The problem →
Pictures are not part of the copy; repeat everything else in the records exactly.

Information supplied →
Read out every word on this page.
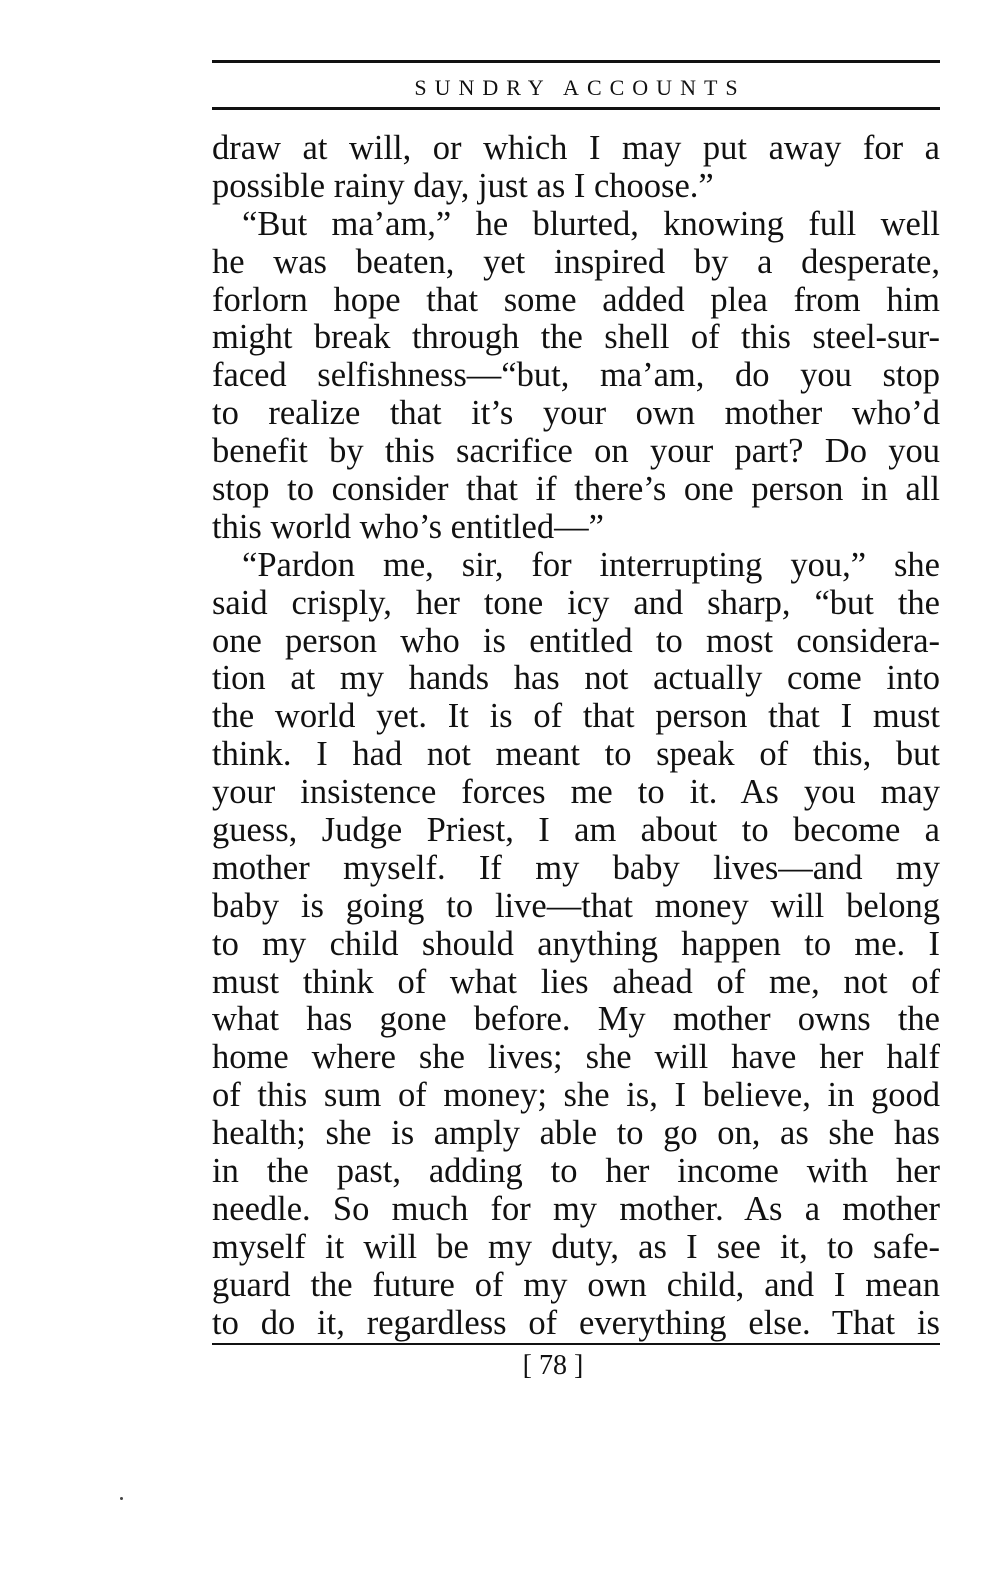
SUNDRY ACCOUNTS
draw at will, or which I may put away for a
possible rainy day, just as I choose.”
“But ma’am,” he blurted, knowing full well
he was beaten, yet inspired by a desperate,
forlorn hope that some added plea from him
might break through the shell of this steel-sur-
faced selfishness—“but, ma’am, do you stop
to realize that it’s your own mother who’d
benefit by this sacrifice on your part? Do you
stop to consider that if there’s one person in all
this world who’s entitled—”
“Pardon me, sir, for interrupting you,” she
said crisply, her tone icy and sharp, “but the
one person who is entitled to most considera-
tion at my hands has not actually come into
the world yet. It is of that person that I must
think. I had not meant to speak of this, but
your insistence forces me to it. As you may
guess, Judge Priest, I am about to become a
mother myself. If my baby lives—and my
baby is going to live—that money will belong
to my child should anything happen to me. I
must think of what lies ahead of me, not of
what has gone before. My mother owns the
home where she lives; she will have her half
of this sum of money; she is, I believe, in good
health; she is amply able to go on, as she has
in the past, adding to her income with her
needle. So much for my mother. As a mother
myself it will be my duty, as I see it, to safe-
guard the future of my own child, and I mean
to do it, regardless of everything else. That is
[ 78 ]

Task response →
Read out every word on this page.
SUNDRY ACCOUNTS
draw at will, or which I may put away for a
possible rainy day, just as I choose.”
“But ma’am,” he blurted, knowing full well
he was beaten, yet inspired by a desperate,
forlorn hope that some added plea from him
might break through the shell of this steel-sur-
faced selfishness—“but, ma’am, do you stop
to realize that it’s your own mother who’d
benefit by this sacrifice on your part? Do you
stop to consider that if there’s one person in all
this world who’s entitled—”
“Pardon me, sir, for interrupting you,” she
said crisply, her tone icy and sharp, “but the
one person who is entitled to most considera-
tion at my hands has not actually come into
the world yet. It is of that person that I must
think. I had not meant to speak of this, but
your insistence forces me to it. As you may
guess, Judge Priest, I am about to become a
mother myself. If my baby lives—and my
baby is going to live—that money will belong
to my child should anything happen to me. I
must think of what lies ahead of me, not of
what has gone before. My mother owns the
home where she lives; she will have her half
of this sum of money; she is, I believe, in good
health; she is amply able to go on, as she has
in the past, adding to her income with her
needle. So much for my mother. As a mother
myself it will be my duty, as I see it, to safe-
guard the future of my own child, and I mean
to do it, regardless of everything else. That is
[ 78 ]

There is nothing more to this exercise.